Excerpts from a figure dataset
- - - - -

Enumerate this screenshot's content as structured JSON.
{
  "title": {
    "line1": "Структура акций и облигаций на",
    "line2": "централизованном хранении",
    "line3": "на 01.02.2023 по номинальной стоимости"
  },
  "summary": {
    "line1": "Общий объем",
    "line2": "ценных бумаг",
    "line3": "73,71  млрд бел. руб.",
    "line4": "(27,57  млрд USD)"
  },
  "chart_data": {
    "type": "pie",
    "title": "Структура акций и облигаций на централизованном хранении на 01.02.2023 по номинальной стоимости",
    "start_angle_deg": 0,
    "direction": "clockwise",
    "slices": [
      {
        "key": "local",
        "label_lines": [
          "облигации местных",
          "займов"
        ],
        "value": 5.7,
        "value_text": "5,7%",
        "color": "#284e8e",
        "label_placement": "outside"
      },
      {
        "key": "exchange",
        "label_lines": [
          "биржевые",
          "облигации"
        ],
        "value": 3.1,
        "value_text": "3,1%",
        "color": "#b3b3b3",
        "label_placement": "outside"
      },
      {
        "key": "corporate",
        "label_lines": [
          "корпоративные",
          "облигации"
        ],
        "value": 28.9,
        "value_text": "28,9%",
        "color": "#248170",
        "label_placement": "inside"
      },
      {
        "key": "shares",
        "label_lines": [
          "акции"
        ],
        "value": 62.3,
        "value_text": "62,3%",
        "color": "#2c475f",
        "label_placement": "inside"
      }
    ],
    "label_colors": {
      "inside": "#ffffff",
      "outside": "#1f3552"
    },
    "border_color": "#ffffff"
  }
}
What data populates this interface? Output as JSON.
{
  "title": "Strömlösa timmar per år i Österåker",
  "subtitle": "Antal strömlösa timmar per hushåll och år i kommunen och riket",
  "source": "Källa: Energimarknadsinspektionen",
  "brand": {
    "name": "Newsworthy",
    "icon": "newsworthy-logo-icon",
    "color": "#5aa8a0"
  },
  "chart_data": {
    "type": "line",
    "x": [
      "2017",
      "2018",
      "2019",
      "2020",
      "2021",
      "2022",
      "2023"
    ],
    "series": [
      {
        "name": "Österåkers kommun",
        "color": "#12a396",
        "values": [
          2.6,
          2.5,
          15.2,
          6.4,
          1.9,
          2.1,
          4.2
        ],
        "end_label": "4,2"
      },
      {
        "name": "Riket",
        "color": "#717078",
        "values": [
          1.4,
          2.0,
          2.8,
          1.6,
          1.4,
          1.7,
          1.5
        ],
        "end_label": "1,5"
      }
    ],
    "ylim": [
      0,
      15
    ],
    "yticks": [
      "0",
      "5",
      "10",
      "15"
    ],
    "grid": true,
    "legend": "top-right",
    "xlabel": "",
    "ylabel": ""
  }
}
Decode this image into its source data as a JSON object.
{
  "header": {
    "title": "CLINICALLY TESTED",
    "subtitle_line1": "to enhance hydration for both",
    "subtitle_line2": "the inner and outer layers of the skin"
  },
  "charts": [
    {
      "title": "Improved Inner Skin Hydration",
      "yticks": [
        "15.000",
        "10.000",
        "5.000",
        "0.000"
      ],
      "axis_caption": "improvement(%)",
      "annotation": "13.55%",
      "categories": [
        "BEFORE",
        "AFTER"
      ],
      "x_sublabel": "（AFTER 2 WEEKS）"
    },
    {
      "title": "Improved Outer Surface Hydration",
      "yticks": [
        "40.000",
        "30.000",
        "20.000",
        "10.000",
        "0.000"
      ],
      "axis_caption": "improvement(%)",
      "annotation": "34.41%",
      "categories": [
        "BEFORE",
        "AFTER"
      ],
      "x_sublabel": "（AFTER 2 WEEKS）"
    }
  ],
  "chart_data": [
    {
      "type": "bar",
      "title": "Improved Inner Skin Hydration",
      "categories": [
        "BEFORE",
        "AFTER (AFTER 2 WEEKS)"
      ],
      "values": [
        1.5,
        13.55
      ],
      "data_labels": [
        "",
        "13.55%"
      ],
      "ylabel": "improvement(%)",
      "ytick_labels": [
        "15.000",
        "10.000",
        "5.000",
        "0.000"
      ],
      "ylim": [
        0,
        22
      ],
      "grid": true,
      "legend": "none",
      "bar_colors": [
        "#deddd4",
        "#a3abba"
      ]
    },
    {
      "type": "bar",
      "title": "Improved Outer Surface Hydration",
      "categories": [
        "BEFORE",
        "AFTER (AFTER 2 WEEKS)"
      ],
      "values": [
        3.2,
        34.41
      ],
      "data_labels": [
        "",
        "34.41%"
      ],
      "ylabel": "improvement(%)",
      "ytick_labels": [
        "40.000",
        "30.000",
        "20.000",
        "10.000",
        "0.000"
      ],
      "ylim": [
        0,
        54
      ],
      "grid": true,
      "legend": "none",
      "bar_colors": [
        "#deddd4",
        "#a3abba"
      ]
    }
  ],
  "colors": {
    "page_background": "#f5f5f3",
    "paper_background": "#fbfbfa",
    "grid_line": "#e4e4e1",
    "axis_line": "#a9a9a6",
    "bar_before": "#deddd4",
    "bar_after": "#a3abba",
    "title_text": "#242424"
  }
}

- - - - -

SET TASK
Extract each record, keeping it identical to the original.

WRITTEN ANSWER
Enumerate this screenshot's content as structured JSON.
{
  "title": {
    "line1": "Структура акций и облигаций на",
    "line2": "централизованном хранении",
    "line3": "на 01.02.2023 по номинальной стоимости"
  },
  "summary": {
    "line1": "Общий объем",
    "line2": "ценных бумаг",
    "line3": "73,71  млрд бел. руб.",
    "line4": "(27,57  млрд USD)"
  },
  "chart_data": {
    "type": "pie",
    "title": "Структура акций и облигаций на централизованном хранении на 01.02.2023 по номинальной стоимости",
    "start_angle_deg": 0,
    "direction": "clockwise",
    "slices": [
      {
        "key": "local",
        "label_lines": [
          "облигации местных",
          "займов"
        ],
        "value": 5.7,
        "value_text": "5,7%",
        "color": "#284e8e",
        "label_placement": "outside"
      },
      {
        "key": "exchange",
        "label_lines": [
          "биржевые",
          "облигации"
        ],
        "value": 3.1,
        "value_text": "3,1%",
        "color": "#b3b3b3",
        "label_placement": "outside"
      },
      {
        "key": "corporate",
        "label_lines": [
          "корпоративные",
          "облигации"
        ],
        "value": 28.9,
        "value_text": "28,9%",
        "color": "#248170",
        "label_placement": "inside"
      },
      {
        "key": "shares",
        "label_lines": [
          "акции"
        ],
        "value": 62.3,
        "value_text": "62,3%",
        "color": "#2c475f",
        "label_placement": "inside"
      }
    ],
    "label_colors": {
      "inside": "#ffffff",
      "outside": "#1f3552"
    },
    "border_color": "#ffffff"
  }
}
What data populates this interface? Output as JSON.
{
  "title": "Strömlösa timmar per år i Österåker",
  "subtitle": "Antal strömlösa timmar per hushåll och år i kommunen och riket",
  "source": "Källa: Energimarknadsinspektionen",
  "brand": {
    "name": "Newsworthy",
    "icon": "newsworthy-logo-icon",
    "color": "#5aa8a0"
  },
  "chart_data": {
    "type": "line",
    "x": [
      "2017",
      "2018",
      "2019",
      "2020",
      "2021",
      "2022",
      "2023"
    ],
    "series": [
      {
        "name": "Österåkers kommun",
        "color": "#12a396",
        "values": [
          2.6,
          2.5,
          15.2,
          6.4,
          1.9,
          2.1,
          4.2
        ],
        "end_label": "4,2"
      },
      {
        "name": "Riket",
        "color": "#717078",
        "values": [
          1.4,
          2.0,
          2.8,
          1.6,
          1.4,
          1.7,
          1.5
        ],
        "end_label": "1,5"
      }
    ],
    "ylim": [
      0,
      15
    ],
    "yticks": [
      "0",
      "5",
      "10",
      "15"
    ],
    "grid": true,
    "legend": "top-right",
    "xlabel": "",
    "ylabel": ""
  }
}
Decode this image into its source data as a JSON object.
{
  "header": {
    "title": "CLINICALLY TESTED",
    "subtitle_line1": "to enhance hydration for both",
    "subtitle_line2": "the inner and outer layers of the skin"
  },
  "charts": [
    {
      "title": "Improved Inner Skin Hydration",
      "yticks": [
        "15.000",
        "10.000",
        "5.000",
        "0.000"
      ],
      "axis_caption": "improvement(%)",
      "annotation": "13.55%",
      "categories": [
        "BEFORE",
        "AFTER"
      ],
      "x_sublabel": "（AFTER 2 WEEKS）"
    },
    {
      "title": "Improved Outer Surface Hydration",
      "yticks": [
        "40.000",
        "30.000",
        "20.000",
        "10.000",
        "0.000"
      ],
      "axis_caption": "improvement(%)",
      "annotation": "34.41%",
      "categories": [
        "BEFORE",
        "AFTER"
      ],
      "x_sublabel": "（AFTER 2 WEEKS）"
    }
  ],
  "chart_data": [
    {
      "type": "bar",
      "title": "Improved Inner Skin Hydration",
      "categories": [
        "BEFORE",
        "AFTER (AFTER 2 WEEKS)"
      ],
      "values": [
        1.5,
        13.55
      ],
      "data_labels": [
        "",
        "13.55%"
      ],
      "ylabel": "improvement(%)",
      "ytick_labels": [
        "15.000",
        "10.000",
        "5.000",
        "0.000"
      ],
      "ylim": [
        0,
        22
      ],
      "grid": true,
      "legend": "none",
      "bar_colors": [
        "#deddd4",
        "#a3abba"
      ]
    },
    {
      "type": "bar",
      "title": "Improved Outer Surface Hydration",
      "categories": [
        "BEFORE",
        "AFTER (AFTER 2 WEEKS)"
      ],
      "values": [
        3.2,
        34.41
      ],
      "data_labels": [
        "",
        "34.41%"
      ],
      "ylabel": "improvement(%)",
      "ytick_labels": [
        "40.000",
        "30.000",
        "20.000",
        "10.000",
        "0.000"
      ],
      "ylim": [
        0,
        54
      ],
      "grid": true,
      "legend": "none",
      "bar_colors": [
        "#deddd4",
        "#a3abba"
      ]
    }
  ],
  "colors": {
    "page_background": "#f5f5f3",
    "paper_background": "#fbfbfa",
    "grid_line": "#e4e4e1",
    "axis_line": "#a9a9a6",
    "bar_before": "#deddd4",
    "bar_after": "#a3abba",
    "title_text": "#242424"
  }
}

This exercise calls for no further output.